■ TASK OBJECTIVE: Return every record below exactly as written, omitting any pictures.

■ SUPPLIED DATA:
>>>
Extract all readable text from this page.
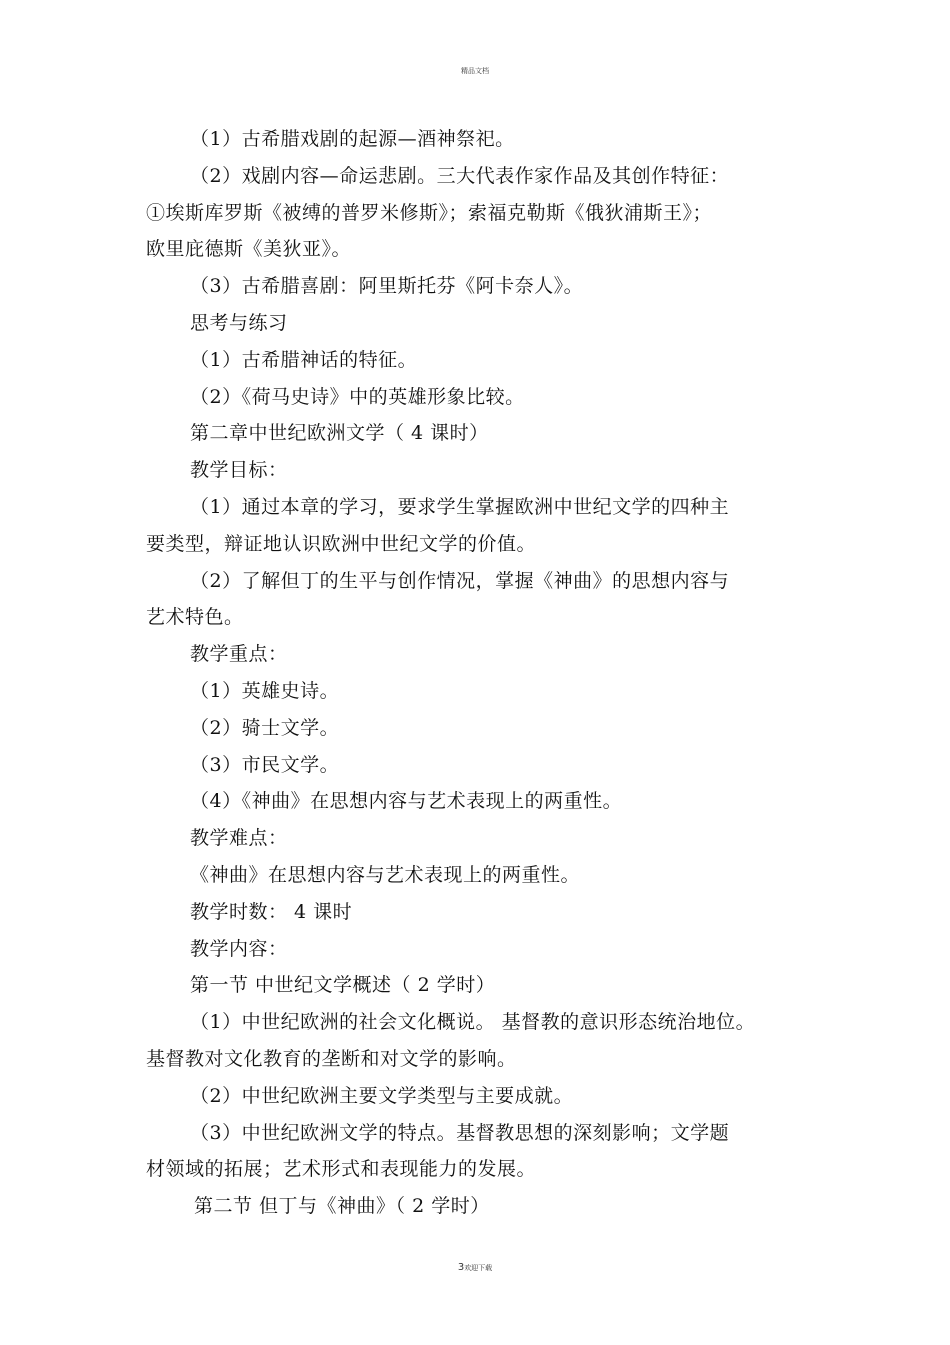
精品文档
（1）古希腊戏剧的起源—酒神祭祀。
（2）戏剧内容—命运悲剧。三大代表作家作品及其创作特征：
①埃斯库罗斯《被缚的普罗米修斯》；索福克勒斯《俄狄浦斯王》；
欧里庇德斯《美狄亚》。
（3）古希腊喜剧：阿里斯托芬《阿卡奈人》。
思考与练习
（1）古希腊神话的特征。
（2）《荷马史诗》中的英雄形象比较。
第二章中世纪欧洲文学（ 4 课时）
教学目标：
（1）通过本章的学习，要求学生掌握欧洲中世纪文学的四种主
要类型，辩证地认识欧洲中世纪文学的价值。
（2）了解但丁的生平与创作情况，掌握《神曲》的思想内容与
艺术特色。
教学重点：
（1）英雄史诗。
（2）骑士文学。
（3）市民文学。
（4）《神曲》在思想内容与艺术表现上的两重性。
教学难点：
《神曲》在思想内容与艺术表现上的两重性。
教学时数： 4 课时
教学内容：
第一节 中世纪文学概述（ 2 学时）
（1）中世纪欧洲的社会文化概说。 基督教的意识形态统治地位。
基督教对文化教育的垄断和对文学的影响。
（2）中世纪欧洲主要文学类型与主要成就。
（3）中世纪欧洲文学的特点。基督教思想的深刻影响；文学题
材领域的拓展；艺术形式和表现能力的发展。
第二节 但丁与《神曲》（ 2 学时）
3欢迎下载
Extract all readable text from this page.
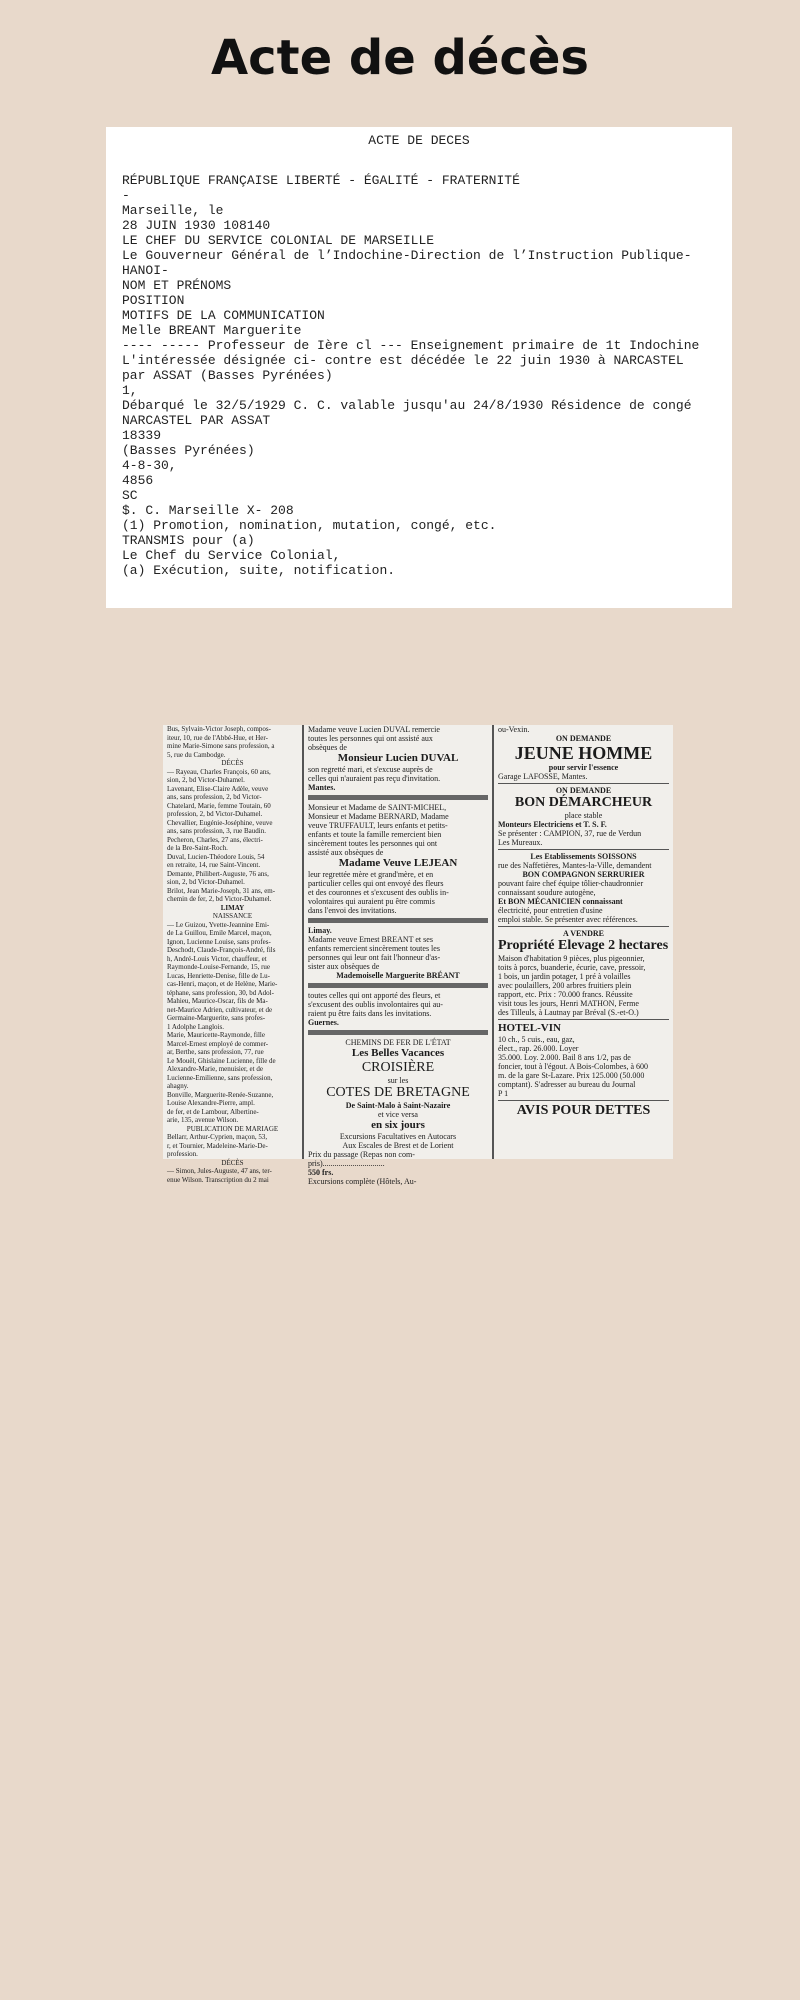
Acte de décès
ACTE DE DECES
RÉPUBLIQUE FRANÇAISE LIBERTÉ - ÉGALITÉ - FRATERNITÉ
-
Marseille, le
28 JUIN 1930 108140
LE CHEF DU SERVICE COLONIAL DE MARSEILLE
Le Gouverneur Général de l’Indochine-Direction de l’Instruction Publique-
HANOI-
NOM ET PRÉNOMS
POSITION
MOTIFS DE LA COMMUNICATION
Melle BREANT Marguerite
---- ----- Professeur de Ière cl --- Enseignement primaire de 1t Indochine
L'intéressée désignée ci- contre est décédée le 22 juin 1930 à NARCASTEL
par ASSAT (Basses Pyrénées)
1,
Débarqué le 32/5/1929 C. C. valable jusqu'au 24/8/1930 Résidence de congé
NARCASTEL PAR ASSAT
18339
(Basses Pyrénées)
4-8-30,
4856
SC
$. C. Marseille X- 208
(1) Promotion, nomination, mutation, congé, etc.
TRANSMIS pour (a)
Le Chef du Service Colonial,
(a) Exécution, suite, notification.
Bus, Sylvain-Victor Joseph, compos-
iteur, 10, rue de l'Abbé-Hue, et Her-
mine Marie-Simone sans profession, a
5, rue du Cambodge.
DÉCÈS
— Rayeau, Charles François, 60 ans,
sion, 2, bd Victor-Duhamel.
Lavenant, Elise-Claire Adèle, veuve
ans, sans profession, 2, bd Victor-
Chatelard, Marie, femme Toutain, 60
profession, 2, bd Victor-Duhamel.
Chevallier, Eugénie-Joséphine, veuve
ans, sans profession, 3, rue Baudin.
Pecheron, Charles, 27 ans, électri-
de la Bre-Saint-Roch.
Duval, Lucien-Théodore Louis, 54
en retraite, 14, rue Saint-Vincent.
Demante, Philibert-Auguste, 76 ans,
sion, 2, bd Victor-Duhamel.
Brilot, Jean Marie-Joseph, 31 ans, em-
chemin de fer, 2, bd Victor-Duhamel.
LIMAY
NAISSANCE
— Le Guizou, Yvette-Jeannine Emi-
de La Guillou, Emile Marcel, maçon,
Ignon, Lucienne Louise, sans profes-
Deschodt, Claude-François-André, fils
h, André-Louis Victor, chauffeur, et
Raymonde-Louise-Fernande, 15, rue
Lucas, Henriette-Denise, fille de Lu-
cas-Henri, maçon, et de Helène, Marie-
téphane, sans profession, 30, bd Adol-
Mahieu, Maurice-Oscar, fils de Ma-
net-Maurice Adrien, cultivateur, et de
Germaine-Marguerite, sans profes-
1 Adolphe Langlois.
Marie, Mauricette-Raymonde, fille
Marcel-Ernest employé de commer-
ar, Berthe, sans profession, 77, rue
Le Mouël, Ghislaine Lucienne, fille de
Alexandre-Marie, menuisier, et de
Lucienne-Emilienne, sans profession,
ahagny.
Bonville, Marguerite-Renée-Suzanne,
Louise Alexandre-Pierre, ampl.
de fer, et de Lambour, Albertine-
arie, 135, avenue Wilson.
PUBLICATION DE MARIAGE
Bellarr, Arthur-Cyprien, maçon, 53,
r, et Tournier, Madeleine-Marie-De-
profession.
DÉCÈS
— Simon, Jules-Auguste, 47 ans, ter-
enue Wilson. Transcription du 2 mai
Madame veuve Lucien DUVAL remercie
toutes les personnes qui ont assisté aux
obsèques de
Monsieur Lucien DUVAL
son regretté mari, et s'excuse auprès de
celles qui n'auraient pas reçu d'invitation.
Mantes.
Monsieur et Madame de SAINT-MICHEL,
Monsieur et Madame BERNARD, Madame
veuve TRUFFAULT, leurs enfants et petits-
enfants et toute la famille remercient bien
sincèrement toutes les personnes qui ont
assisté aux obsèques de
Madame Veuve LEJEAN
leur regrettée mère et grand'mère, et en
particulier celles qui ont envoyé des fleurs
et des couronnes et s'excusent des oublis in-
volontaires qui auraient pu être commis
dans l'envoi des invitations.
Limay.
Madame veuve Ernest BREANT et ses
enfants remercient sincèrement toutes les
personnes qui leur ont fait l'honneur d'as-
sister aux obsèques de
Mademoiselle Marguerite BRÉANT
toutes celles qui ont apporté des fleurs, et
s'excusent des oublis involontaires qui au-
raient pu être faits dans les invitations.
Guernes.
CHEMINS DE FER DE L'ÉTAT
Les Belles Vacances
CROISIÈRE
sur les
COTES DE BRETAGNE
De Saint-Malo à Saint-Nazaire
et vice versa
en six jours
Excursions Facultatives en Autocars
Aux Escales de Brest et de Lorient
Prix du passage (Repas non com-
pris)...............................
550 frs.
Excursions complète (Hôtels, Au-
ou-Vexin.
ON DEMANDE
JEUNE HOMME
pour servir l'essence
Garage LAFOSSE, Mantes.
ON DEMANDE
BON DÉMARCHEUR
place stable
Monteurs Electriciens et T. S. F.
Se présenter : CAMPION, 37, rue de Verdun
Les Mureaux.
Les Etablissements SOISSONS
rue des Naffetières, Mantes-la-Ville, demandent
BON COMPAGNON SERRURIER
pouvant faire chef équipe tôlier-chaudronnier
connaissant soudure autogène,
Et BON MÉCANICIEN connaissant
électricité, pour entretien d'usine
emploi stable. Se présenter avec références.
A VENDRE
Propriété Elevage 2 hectares
Maison d'habitation 9 pièces, plus pigeonnier,
toits à porcs, buanderie, écurie, cave, pressoir,
1 bois, un jardin potager, 1 pré à volailles
avec poulaillers, 200 arbres fruitiers plein
rapport, etc. Prix : 70.000 francs. Réussite
visit tous les jours, Henri MATHON, Ferme
des Tilleuls, à Lautnay par Bréval (S.-et-O.)
HOTEL-VIN
10 ch., 5 cuis., eau, gaz,
élect., rap. 26.000. Loyer
35.000. Loy. 2.000. Bail 8 ans 1/2, pas de
foncier, tout à l'égout. A Bois-Colombes, à 600
m. de la gare St-Lazare. Prix 125.000 (50.000
comptant). S'adresser au bureau du Journal
P 1
AVIS POUR DETTES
<<<
■ RESPONSE TO THIS EXERCISE:
Extract all readable text from this page.
精品文档
（1）古希腊戏剧的起源—酒神祭祀。
（2）戏剧内容—命运悲剧。三大代表作家作品及其创作特征：
①埃斯库罗斯《被缚的普罗米修斯》；索福克勒斯《俄狄浦斯王》；
欧里庇德斯《美狄亚》。
（3）古希腊喜剧：阿里斯托芬《阿卡奈人》。
思考与练习
（1）古希腊神话的特征。
（2）《荷马史诗》中的英雄形象比较。
第二章中世纪欧洲文学（ 4 课时）
教学目标：
（1）通过本章的学习，要求学生掌握欧洲中世纪文学的四种主
要类型，辩证地认识欧洲中世纪文学的价值。
（2）了解但丁的生平与创作情况，掌握《神曲》的思想内容与
艺术特色。
教学重点：
（1）英雄史诗。
（2）骑士文学。
（3）市民文学。
（4）《神曲》在思想内容与艺术表现上的两重性。
教学难点：
《神曲》在思想内容与艺术表现上的两重性。
教学时数： 4 课时
教学内容：
第一节 中世纪文学概述（ 2 学时）
（1）中世纪欧洲的社会文化概说。 基督教的意识形态统治地位。
基督教对文化教育的垄断和对文学的影响。
（2）中世纪欧洲主要文学类型与主要成就。
（3）中世纪欧洲文学的特点。基督教思想的深刻影响；文学题
材领域的拓展；艺术形式和表现能力的发展。
第二节 但丁与《神曲》（ 2 学时）
3欢迎下载
Extract all readable text from this page.
Acte de décès
ACTE DE DECES
RÉPUBLIQUE FRANÇAISE LIBERTÉ - ÉGALITÉ - FRATERNITÉ
-
Marseille, le
28 JUIN 1930 108140
LE CHEF DU SERVICE COLONIAL DE MARSEILLE
Le Gouverneur Général de l’Indochine-Direction de l’Instruction Publique-
HANOI-
NOM ET PRÉNOMS
POSITION
MOTIFS DE LA COMMUNICATION
Melle BREANT Marguerite
---- ----- Professeur de Ière cl --- Enseignement primaire de 1t Indochine
L'intéressée désignée ci- contre est décédée le 22 juin 1930 à NARCASTEL
par ASSAT (Basses Pyrénées)
1,
Débarqué le 32/5/1929 C. C. valable jusqu'au 24/8/1930 Résidence de congé
NARCASTEL PAR ASSAT
18339
(Basses Pyrénées)
4-8-30,
4856
SC
$. C. Marseille X- 208
(1) Promotion, nomination, mutation, congé, etc.
TRANSMIS pour (a)
Le Chef du Service Colonial,
(a) Exécution, suite, notification.
Bus, Sylvain-Victor Joseph, compos-
iteur, 10, rue de l'Abbé-Hue, et Her-
mine Marie-Simone sans profession, a
5, rue du Cambodge.
DÉCÈS
— Rayeau, Charles François, 60 ans,
sion, 2, bd Victor-Duhamel.
Lavenant, Elise-Claire Adèle, veuve
ans, sans profession, 2, bd Victor-
Chatelard, Marie, femme Toutain, 60
profession, 2, bd Victor-Duhamel.
Chevallier, Eugénie-Joséphine, veuve
ans, sans profession, 3, rue Baudin.
Pecheron, Charles, 27 ans, électri-
de la Bre-Saint-Roch.
Duval, Lucien-Théodore Louis, 54
en retraite, 14, rue Saint-Vincent.
Demante, Philibert-Auguste, 76 ans,
sion, 2, bd Victor-Duhamel.
Brilot, Jean Marie-Joseph, 31 ans, em-
chemin de fer, 2, bd Victor-Duhamel.
LIMAY
NAISSANCE
— Le Guizou, Yvette-Jeannine Emi-
de La Guillou, Emile Marcel, maçon,
Ignon, Lucienne Louise, sans profes-
Deschodt, Claude-François-André, fils
h, André-Louis Victor, chauffeur, et
Raymonde-Louise-Fernande, 15, rue
Lucas, Henriette-Denise, fille de Lu-
cas-Henri, maçon, et de Helène, Marie-
téphane, sans profession, 30, bd Adol-
Mahieu, Maurice-Oscar, fils de Ma-
net-Maurice Adrien, cultivateur, et de
Germaine-Marguerite, sans profes-
1 Adolphe Langlois.
Marie, Mauricette-Raymonde, fille
Marcel-Ernest employé de commer-
ar, Berthe, sans profession, 77, rue
Le Mouël, Ghislaine Lucienne, fille de
Alexandre-Marie, menuisier, et de
Lucienne-Emilienne, sans profession,
ahagny.
Bonville, Marguerite-Renée-Suzanne,
Louise Alexandre-Pierre, ampl.
de fer, et de Lambour, Albertine-
arie, 135, avenue Wilson.
PUBLICATION DE MARIAGE
Bellarr, Arthur-Cyprien, maçon, 53,
r, et Tournier, Madeleine-Marie-De-
profession.
DÉCÈS
— Simon, Jules-Auguste, 47 ans, ter-
enue Wilson. Transcription du 2 mai
Madame veuve Lucien DUVAL remercie
toutes les personnes qui ont assisté aux
obsèques de
Monsieur Lucien DUVAL
son regretté mari, et s'excuse auprès de
celles qui n'auraient pas reçu d'invitation.
Mantes.
Monsieur et Madame de SAINT-MICHEL,
Monsieur et Madame BERNARD, Madame
veuve TRUFFAULT, leurs enfants et petits-
enfants et toute la famille remercient bien
sincèrement toutes les personnes qui ont
assisté aux obsèques de
Madame Veuve LEJEAN
leur regrettée mère et grand'mère, et en
particulier celles qui ont envoyé des fleurs
et des couronnes et s'excusent des oublis in-
volontaires qui auraient pu être commis
dans l'envoi des invitations.
Limay.
Madame veuve Ernest BREANT et ses
enfants remercient sincèrement toutes les
personnes qui leur ont fait l'honneur d'as-
sister aux obsèques de
Mademoiselle Marguerite BRÉANT
toutes celles qui ont apporté des fleurs, et
s'excusent des oublis involontaires qui au-
raient pu être faits dans les invitations.
Guernes.
CHEMINS DE FER DE L'ÉTAT
Les Belles Vacances
CROISIÈRE
sur les
COTES DE BRETAGNE
De Saint-Malo à Saint-Nazaire
et vice versa
en six jours
Excursions Facultatives en Autocars
Aux Escales de Brest et de Lorient
Prix du passage (Repas non com-
pris)...............................
550 frs.
Excursions complète (Hôtels, Au-
ou-Vexin.
ON DEMANDE
JEUNE HOMME
pour servir l'essence
Garage LAFOSSE, Mantes.
ON DEMANDE
BON DÉMARCHEUR
place stable
Monteurs Electriciens et T. S. F.
Se présenter : CAMPION, 37, rue de Verdun
Les Mureaux.
Les Etablissements SOISSONS
rue des Naffetières, Mantes-la-Ville, demandent
BON COMPAGNON SERRURIER
pouvant faire chef équipe tôlier-chaudronnier
connaissant soudure autogène,
Et BON MÉCANICIEN connaissant
électricité, pour entretien d'usine
emploi stable. Se présenter avec références.
A VENDRE
Propriété Elevage 2 hectares
Maison d'habitation 9 pièces, plus pigeonnier,
toits à porcs, buanderie, écurie, cave, pressoir,
1 bois, un jardin potager, 1 pré à volailles
avec poulaillers, 200 arbres fruitiers plein
rapport, etc. Prix : 70.000 francs. Réussite
visit tous les jours, Henri MATHON, Ferme
des Tilleuls, à Lautnay par Bréval (S.-et-O.)
HOTEL-VIN
10 ch., 5 cuis., eau, gaz,
élect., rap. 26.000. Loyer
35.000. Loy. 2.000. Bail 8 ans 1/2, pas de
foncier, tout à l'égout. A Bois-Colombes, à 600
m. de la gare St-Lazare. Prix 125.000 (50.000
comptant). S'adresser au bureau du Journal
P 1
AVIS POUR DETTES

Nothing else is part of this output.